#### What is needed
Every line of the material is to be repeated exactly as it stands.

#### Records for this exercise
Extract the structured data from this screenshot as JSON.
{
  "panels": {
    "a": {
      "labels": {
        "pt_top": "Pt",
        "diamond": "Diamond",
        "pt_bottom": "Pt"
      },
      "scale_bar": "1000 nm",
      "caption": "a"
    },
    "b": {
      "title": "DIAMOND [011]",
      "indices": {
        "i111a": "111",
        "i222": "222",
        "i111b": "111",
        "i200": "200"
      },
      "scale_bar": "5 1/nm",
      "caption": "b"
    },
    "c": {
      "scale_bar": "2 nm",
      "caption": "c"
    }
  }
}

#### Problem solution
Extract the structured data from this screenshot as JSON.
{
  "panels": {
    "a": {
      "labels": {
        "pt_top": "Pt",
        "diamond": "Diamond",
        "pt_bottom": "Pt"
      },
      "scale_bar": "1000 nm",
      "caption": "a"
    },
    "b": {
      "title": "DIAMOND [011]",
      "indices": {
        "i111a": "111",
        "i222": "222",
        "i111b": "111",
        "i200": "200"
      },
      "scale_bar": "5 1/nm",
      "caption": "b"
    },
    "c": {
      "scale_bar": "2 nm",
      "caption": "c"
    }
  }
}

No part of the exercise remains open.